*WORK INSTRUCTIONS*:
Scan the entries for the word "annotation". Every line that has it should be copied.

=== DATA EXTRACTS ===

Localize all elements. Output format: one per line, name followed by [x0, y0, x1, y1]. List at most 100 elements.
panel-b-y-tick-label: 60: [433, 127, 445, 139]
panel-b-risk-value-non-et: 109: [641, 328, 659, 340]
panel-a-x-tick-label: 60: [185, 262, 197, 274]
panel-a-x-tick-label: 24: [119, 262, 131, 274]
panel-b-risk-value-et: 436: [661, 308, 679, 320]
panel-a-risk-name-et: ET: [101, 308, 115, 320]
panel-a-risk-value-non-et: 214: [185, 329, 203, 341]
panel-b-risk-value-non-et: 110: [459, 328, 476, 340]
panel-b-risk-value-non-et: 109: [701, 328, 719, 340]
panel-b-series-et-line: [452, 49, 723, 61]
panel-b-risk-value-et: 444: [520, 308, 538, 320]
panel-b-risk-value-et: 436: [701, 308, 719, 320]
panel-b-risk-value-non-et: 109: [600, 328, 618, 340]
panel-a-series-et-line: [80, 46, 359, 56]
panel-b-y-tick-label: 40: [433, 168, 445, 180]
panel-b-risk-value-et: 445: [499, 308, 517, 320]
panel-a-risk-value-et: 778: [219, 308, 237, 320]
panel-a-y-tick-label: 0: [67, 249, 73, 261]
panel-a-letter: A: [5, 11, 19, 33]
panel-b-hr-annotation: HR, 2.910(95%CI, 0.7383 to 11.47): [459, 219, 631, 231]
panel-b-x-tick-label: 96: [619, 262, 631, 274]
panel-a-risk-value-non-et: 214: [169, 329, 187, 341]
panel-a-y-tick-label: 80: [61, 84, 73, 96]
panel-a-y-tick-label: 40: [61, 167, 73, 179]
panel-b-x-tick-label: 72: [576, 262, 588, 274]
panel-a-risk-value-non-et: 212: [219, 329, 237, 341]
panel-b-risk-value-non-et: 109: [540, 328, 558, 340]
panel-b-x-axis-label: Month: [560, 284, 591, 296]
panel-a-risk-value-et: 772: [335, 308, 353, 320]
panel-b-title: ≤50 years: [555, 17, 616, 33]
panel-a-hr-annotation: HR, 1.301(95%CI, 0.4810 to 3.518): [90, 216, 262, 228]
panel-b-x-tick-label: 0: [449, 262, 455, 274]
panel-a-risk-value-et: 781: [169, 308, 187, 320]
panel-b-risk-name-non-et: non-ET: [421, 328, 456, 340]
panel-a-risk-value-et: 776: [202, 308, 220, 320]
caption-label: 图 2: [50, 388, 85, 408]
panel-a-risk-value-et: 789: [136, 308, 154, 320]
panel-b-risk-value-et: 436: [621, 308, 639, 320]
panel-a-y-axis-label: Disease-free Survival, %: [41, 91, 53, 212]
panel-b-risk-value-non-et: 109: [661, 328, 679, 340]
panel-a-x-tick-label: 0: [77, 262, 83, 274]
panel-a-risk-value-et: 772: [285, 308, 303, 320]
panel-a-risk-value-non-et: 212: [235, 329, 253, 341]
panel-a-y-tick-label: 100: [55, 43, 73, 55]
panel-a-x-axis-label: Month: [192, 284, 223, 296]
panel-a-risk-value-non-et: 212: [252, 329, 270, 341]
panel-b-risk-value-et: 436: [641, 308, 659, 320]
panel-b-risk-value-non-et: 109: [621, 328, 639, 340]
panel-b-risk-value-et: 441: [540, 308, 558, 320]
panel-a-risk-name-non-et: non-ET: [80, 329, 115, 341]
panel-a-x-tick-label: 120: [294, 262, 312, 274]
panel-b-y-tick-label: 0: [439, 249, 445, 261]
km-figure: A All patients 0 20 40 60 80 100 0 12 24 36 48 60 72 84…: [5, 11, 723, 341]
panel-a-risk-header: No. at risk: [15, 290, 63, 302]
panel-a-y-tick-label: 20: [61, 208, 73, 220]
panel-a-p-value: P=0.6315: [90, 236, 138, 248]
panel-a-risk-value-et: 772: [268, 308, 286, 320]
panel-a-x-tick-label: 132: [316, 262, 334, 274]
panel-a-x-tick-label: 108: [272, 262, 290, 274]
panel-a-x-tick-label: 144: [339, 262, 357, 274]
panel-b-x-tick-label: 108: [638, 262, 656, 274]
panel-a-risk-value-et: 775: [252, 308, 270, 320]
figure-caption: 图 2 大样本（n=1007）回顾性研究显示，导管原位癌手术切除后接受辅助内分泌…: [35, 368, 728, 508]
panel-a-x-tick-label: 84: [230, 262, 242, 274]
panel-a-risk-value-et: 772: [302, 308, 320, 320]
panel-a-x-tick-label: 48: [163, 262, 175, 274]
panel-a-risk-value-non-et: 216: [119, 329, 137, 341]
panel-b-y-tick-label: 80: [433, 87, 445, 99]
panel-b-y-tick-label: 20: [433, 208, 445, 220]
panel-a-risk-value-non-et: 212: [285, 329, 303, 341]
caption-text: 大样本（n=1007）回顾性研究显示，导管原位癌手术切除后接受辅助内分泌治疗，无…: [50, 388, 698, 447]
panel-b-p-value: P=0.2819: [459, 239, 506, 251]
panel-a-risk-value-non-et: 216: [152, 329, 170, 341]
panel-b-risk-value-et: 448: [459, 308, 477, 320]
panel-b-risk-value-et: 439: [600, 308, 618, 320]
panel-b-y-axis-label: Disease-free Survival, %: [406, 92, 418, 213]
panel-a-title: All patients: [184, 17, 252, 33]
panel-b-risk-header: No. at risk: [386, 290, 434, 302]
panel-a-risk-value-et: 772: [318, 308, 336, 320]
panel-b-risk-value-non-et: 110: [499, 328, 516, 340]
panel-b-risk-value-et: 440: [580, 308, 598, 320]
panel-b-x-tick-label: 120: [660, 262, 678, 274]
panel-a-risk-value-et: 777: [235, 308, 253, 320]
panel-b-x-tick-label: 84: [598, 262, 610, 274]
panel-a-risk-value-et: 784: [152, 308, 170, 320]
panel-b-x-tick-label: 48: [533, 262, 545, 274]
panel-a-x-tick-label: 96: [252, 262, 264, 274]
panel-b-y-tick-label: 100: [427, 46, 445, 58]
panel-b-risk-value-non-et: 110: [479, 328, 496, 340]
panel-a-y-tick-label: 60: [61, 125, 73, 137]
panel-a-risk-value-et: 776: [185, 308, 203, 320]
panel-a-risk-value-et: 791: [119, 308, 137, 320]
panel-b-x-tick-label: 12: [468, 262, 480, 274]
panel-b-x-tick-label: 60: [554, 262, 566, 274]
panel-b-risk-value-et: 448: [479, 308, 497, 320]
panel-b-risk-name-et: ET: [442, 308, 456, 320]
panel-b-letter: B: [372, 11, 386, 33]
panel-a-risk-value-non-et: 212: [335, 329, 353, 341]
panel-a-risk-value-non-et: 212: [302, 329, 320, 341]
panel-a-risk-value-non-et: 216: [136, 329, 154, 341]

===

*RESPONSE AREA*:
panel-b-hr-annotation: HR, 2.910(95%CI, 0.7383 to 11.47): [459, 219, 631, 231]
panel-a-hr-annotation: HR, 1.301(95%CI, 0.4810 to 3.518): [90, 216, 262, 228]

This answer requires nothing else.